Using the records below, give the number of lines where the word "perk" appears, with no further output.

▼

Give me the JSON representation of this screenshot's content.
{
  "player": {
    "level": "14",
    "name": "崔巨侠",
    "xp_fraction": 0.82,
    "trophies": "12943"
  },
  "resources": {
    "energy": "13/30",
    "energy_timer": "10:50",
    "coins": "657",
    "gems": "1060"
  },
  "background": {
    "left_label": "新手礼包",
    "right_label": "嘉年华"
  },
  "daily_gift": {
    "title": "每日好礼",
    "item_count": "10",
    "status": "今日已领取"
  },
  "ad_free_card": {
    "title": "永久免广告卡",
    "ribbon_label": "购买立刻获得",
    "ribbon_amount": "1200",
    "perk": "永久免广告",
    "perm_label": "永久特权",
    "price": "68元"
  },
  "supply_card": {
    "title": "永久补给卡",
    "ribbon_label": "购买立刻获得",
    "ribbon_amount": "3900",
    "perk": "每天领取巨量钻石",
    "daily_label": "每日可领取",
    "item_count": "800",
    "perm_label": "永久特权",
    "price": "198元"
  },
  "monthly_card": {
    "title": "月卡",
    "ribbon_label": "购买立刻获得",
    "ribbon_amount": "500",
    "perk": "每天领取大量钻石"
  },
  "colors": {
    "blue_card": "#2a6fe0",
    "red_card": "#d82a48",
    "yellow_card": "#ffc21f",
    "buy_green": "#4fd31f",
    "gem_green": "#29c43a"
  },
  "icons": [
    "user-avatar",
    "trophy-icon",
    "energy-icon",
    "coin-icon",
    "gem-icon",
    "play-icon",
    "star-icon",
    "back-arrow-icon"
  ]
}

▲

EXERCISE RESULT:
3